::: MATERIAL SUPPLIED :::

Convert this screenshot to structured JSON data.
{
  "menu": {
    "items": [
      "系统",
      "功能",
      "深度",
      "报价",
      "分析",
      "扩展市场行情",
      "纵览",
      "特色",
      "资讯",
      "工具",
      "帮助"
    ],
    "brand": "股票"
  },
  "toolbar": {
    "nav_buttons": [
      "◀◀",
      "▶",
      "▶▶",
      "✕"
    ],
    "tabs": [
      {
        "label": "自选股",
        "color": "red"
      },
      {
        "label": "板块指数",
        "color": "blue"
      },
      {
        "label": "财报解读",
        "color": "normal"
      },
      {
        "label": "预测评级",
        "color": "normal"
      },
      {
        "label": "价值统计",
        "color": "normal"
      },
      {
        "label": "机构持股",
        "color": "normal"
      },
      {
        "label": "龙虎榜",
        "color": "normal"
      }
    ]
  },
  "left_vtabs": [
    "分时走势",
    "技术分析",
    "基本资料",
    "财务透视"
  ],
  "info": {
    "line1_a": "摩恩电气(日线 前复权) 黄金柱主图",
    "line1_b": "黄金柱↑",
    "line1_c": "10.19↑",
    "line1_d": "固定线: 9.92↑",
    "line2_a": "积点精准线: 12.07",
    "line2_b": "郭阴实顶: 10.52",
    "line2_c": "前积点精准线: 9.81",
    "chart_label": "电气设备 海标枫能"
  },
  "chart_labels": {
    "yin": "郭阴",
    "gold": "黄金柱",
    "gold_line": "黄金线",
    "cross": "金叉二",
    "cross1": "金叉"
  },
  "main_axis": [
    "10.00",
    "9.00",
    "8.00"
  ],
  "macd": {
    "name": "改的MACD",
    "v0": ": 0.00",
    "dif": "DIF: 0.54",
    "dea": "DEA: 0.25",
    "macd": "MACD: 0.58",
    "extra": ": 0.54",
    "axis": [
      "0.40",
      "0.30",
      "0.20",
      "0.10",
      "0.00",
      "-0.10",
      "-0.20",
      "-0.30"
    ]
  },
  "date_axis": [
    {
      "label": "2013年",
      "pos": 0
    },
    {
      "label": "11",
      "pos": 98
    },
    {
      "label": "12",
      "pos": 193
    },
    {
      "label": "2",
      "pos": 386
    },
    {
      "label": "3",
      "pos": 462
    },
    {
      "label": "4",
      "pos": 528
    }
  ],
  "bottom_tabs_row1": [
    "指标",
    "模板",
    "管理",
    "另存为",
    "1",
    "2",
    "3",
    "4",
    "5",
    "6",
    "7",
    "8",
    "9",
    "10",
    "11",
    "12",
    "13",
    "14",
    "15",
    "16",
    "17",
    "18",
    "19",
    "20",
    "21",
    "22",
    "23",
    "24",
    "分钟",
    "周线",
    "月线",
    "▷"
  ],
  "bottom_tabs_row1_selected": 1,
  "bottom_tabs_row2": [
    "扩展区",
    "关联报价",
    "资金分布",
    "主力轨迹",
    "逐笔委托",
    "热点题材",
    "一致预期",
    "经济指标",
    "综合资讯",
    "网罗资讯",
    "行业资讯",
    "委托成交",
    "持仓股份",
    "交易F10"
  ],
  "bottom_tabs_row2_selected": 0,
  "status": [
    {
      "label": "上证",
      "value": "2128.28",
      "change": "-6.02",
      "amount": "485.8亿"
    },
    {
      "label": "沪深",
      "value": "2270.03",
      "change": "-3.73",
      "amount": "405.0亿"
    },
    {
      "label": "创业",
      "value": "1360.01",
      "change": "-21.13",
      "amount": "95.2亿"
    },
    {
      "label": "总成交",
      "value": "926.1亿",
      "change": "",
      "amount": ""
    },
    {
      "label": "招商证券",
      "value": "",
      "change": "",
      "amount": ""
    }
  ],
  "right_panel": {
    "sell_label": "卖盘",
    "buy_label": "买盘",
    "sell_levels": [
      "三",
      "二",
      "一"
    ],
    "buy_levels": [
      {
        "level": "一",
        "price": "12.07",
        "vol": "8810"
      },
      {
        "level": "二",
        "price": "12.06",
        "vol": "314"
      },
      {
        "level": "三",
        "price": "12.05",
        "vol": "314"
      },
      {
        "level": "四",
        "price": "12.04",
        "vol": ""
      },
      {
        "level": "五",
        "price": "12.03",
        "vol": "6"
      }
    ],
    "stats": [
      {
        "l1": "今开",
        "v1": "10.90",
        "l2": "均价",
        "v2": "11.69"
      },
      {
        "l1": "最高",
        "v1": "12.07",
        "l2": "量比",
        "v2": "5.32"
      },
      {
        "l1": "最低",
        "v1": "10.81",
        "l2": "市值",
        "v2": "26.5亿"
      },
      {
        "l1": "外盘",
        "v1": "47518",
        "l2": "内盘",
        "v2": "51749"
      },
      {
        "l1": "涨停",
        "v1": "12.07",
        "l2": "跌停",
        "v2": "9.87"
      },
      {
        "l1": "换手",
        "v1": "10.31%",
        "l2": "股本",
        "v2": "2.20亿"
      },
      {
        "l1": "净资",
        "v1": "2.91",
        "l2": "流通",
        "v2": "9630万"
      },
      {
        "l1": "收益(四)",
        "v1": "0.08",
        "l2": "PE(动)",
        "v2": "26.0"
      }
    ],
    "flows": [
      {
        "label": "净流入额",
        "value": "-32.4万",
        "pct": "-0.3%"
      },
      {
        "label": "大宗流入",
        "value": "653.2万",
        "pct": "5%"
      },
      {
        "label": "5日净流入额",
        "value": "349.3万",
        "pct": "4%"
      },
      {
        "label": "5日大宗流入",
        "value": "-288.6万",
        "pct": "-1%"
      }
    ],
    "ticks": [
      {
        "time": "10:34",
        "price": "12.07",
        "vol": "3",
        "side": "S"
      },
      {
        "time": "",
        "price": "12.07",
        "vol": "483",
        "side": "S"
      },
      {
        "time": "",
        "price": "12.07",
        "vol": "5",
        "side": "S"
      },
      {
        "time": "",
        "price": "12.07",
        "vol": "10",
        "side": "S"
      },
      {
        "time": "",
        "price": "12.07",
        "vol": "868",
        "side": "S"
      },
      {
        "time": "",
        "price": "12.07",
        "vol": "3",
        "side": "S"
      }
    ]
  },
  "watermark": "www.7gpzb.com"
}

:::

WRITTEN EXERCISE:
Write out the material exactly as given.

COMPLETED EXERCISE:
Convert this screenshot to structured JSON data.
{
  "menu": {
    "items": [
      "系统",
      "功能",
      "深度",
      "报价",
      "分析",
      "扩展市场行情",
      "纵览",
      "特色",
      "资讯",
      "工具",
      "帮助"
    ],
    "brand": "股票"
  },
  "toolbar": {
    "nav_buttons": [
      "◀◀",
      "▶",
      "▶▶",
      "✕"
    ],
    "tabs": [
      {
        "label": "自选股",
        "color": "red"
      },
      {
        "label": "板块指数",
        "color": "blue"
      },
      {
        "label": "财报解读",
        "color": "normal"
      },
      {
        "label": "预测评级",
        "color": "normal"
      },
      {
        "label": "价值统计",
        "color": "normal"
      },
      {
        "label": "机构持股",
        "color": "normal"
      },
      {
        "label": "龙虎榜",
        "color": "normal"
      }
    ]
  },
  "left_vtabs": [
    "分时走势",
    "技术分析",
    "基本资料",
    "财务透视"
  ],
  "info": {
    "line1_a": "摩恩电气(日线 前复权) 黄金柱主图",
    "line1_b": "黄金柱↑",
    "line1_c": "10.19↑",
    "line1_d": "固定线: 9.92↑",
    "line2_a": "积点精准线: 12.07",
    "line2_b": "郭阴实顶: 10.52",
    "line2_c": "前积点精准线: 9.81",
    "chart_label": "电气设备 海标枫能"
  },
  "chart_labels": {
    "yin": "郭阴",
    "gold": "黄金柱",
    "gold_line": "黄金线",
    "cross": "金叉二",
    "cross1": "金叉"
  },
  "main_axis": [
    "10.00",
    "9.00",
    "8.00"
  ],
  "macd": {
    "name": "改的MACD",
    "v0": ": 0.00",
    "dif": "DIF: 0.54",
    "dea": "DEA: 0.25",
    "macd": "MACD: 0.58",
    "extra": ": 0.54",
    "axis": [
      "0.40",
      "0.30",
      "0.20",
      "0.10",
      "0.00",
      "-0.10",
      "-0.20",
      "-0.30"
    ]
  },
  "date_axis": [
    {
      "label": "2013年",
      "pos": 0
    },
    {
      "label": "11",
      "pos": 98
    },
    {
      "label": "12",
      "pos": 193
    },
    {
      "label": "2",
      "pos": 386
    },
    {
      "label": "3",
      "pos": 462
    },
    {
      "label": "4",
      "pos": 528
    }
  ],
  "bottom_tabs_row1": [
    "指标",
    "模板",
    "管理",
    "另存为",
    "1",
    "2",
    "3",
    "4",
    "5",
    "6",
    "7",
    "8",
    "9",
    "10",
    "11",
    "12",
    "13",
    "14",
    "15",
    "16",
    "17",
    "18",
    "19",
    "20",
    "21",
    "22",
    "23",
    "24",
    "分钟",
    "周线",
    "月线",
    "▷"
  ],
  "bottom_tabs_row1_selected": 1,
  "bottom_tabs_row2": [
    "扩展区",
    "关联报价",
    "资金分布",
    "主力轨迹",
    "逐笔委托",
    "热点题材",
    "一致预期",
    "经济指标",
    "综合资讯",
    "网罗资讯",
    "行业资讯",
    "委托成交",
    "持仓股份",
    "交易F10"
  ],
  "bottom_tabs_row2_selected": 0,
  "status": [
    {
      "label": "上证",
      "value": "2128.28",
      "change": "-6.02",
      "amount": "485.8亿"
    },
    {
      "label": "沪深",
      "value": "2270.03",
      "change": "-3.73",
      "amount": "405.0亿"
    },
    {
      "label": "创业",
      "value": "1360.01",
      "change": "-21.13",
      "amount": "95.2亿"
    },
    {
      "label": "总成交",
      "value": "926.1亿",
      "change": "",
      "amount": ""
    },
    {
      "label": "招商证券",
      "value": "",
      "change": "",
      "amount": ""
    }
  ],
  "right_panel": {
    "sell_label": "卖盘",
    "buy_label": "买盘",
    "sell_levels": [
      "三",
      "二",
      "一"
    ],
    "buy_levels": [
      {
        "level": "一",
        "price": "12.07",
        "vol": "8810"
      },
      {
        "level": "二",
        "price": "12.06",
        "vol": "314"
      },
      {
        "level": "三",
        "price": "12.05",
        "vol": "314"
      },
      {
        "level": "四",
        "price": "12.04",
        "vol": ""
      },
      {
        "level": "五",
        "price": "12.03",
        "vol": "6"
      }
    ],
    "stats": [
      {
        "l1": "今开",
        "v1": "10.90",
        "l2": "均价",
        "v2": "11.69"
      },
      {
        "l1": "最高",
        "v1": "12.07",
        "l2": "量比",
        "v2": "5.32"
      },
      {
        "l1": "最低",
        "v1": "10.81",
        "l2": "市值",
        "v2": "26.5亿"
      },
      {
        "l1": "外盘",
        "v1": "47518",
        "l2": "内盘",
        "v2": "51749"
      },
      {
        "l1": "涨停",
        "v1": "12.07",
        "l2": "跌停",
        "v2": "9.87"
      },
      {
        "l1": "换手",
        "v1": "10.31%",
        "l2": "股本",
        "v2": "2.20亿"
      },
      {
        "l1": "净资",
        "v1": "2.91",
        "l2": "流通",
        "v2": "9630万"
      },
      {
        "l1": "收益(四)",
        "v1": "0.08",
        "l2": "PE(动)",
        "v2": "26.0"
      }
    ],
    "flows": [
      {
        "label": "净流入额",
        "value": "-32.4万",
        "pct": "-0.3%"
      },
      {
        "label": "大宗流入",
        "value": "653.2万",
        "pct": "5%"
      },
      {
        "label": "5日净流入额",
        "value": "349.3万",
        "pct": "4%"
      },
      {
        "label": "5日大宗流入",
        "value": "-288.6万",
        "pct": "-1%"
      }
    ],
    "ticks": [
      {
        "time": "10:34",
        "price": "12.07",
        "vol": "3",
        "side": "S"
      },
      {
        "time": "",
        "price": "12.07",
        "vol": "483",
        "side": "S"
      },
      {
        "time": "",
        "price": "12.07",
        "vol": "5",
        "side": "S"
      },
      {
        "time": "",
        "price": "12.07",
        "vol": "10",
        "side": "S"
      },
      {
        "time": "",
        "price": "12.07",
        "vol": "868",
        "side": "S"
      },
      {
        "time": "",
        "price": "12.07",
        "vol": "3",
        "side": "S"
      }
    ]
  },
  "watermark": "www.7gpzb.com"
}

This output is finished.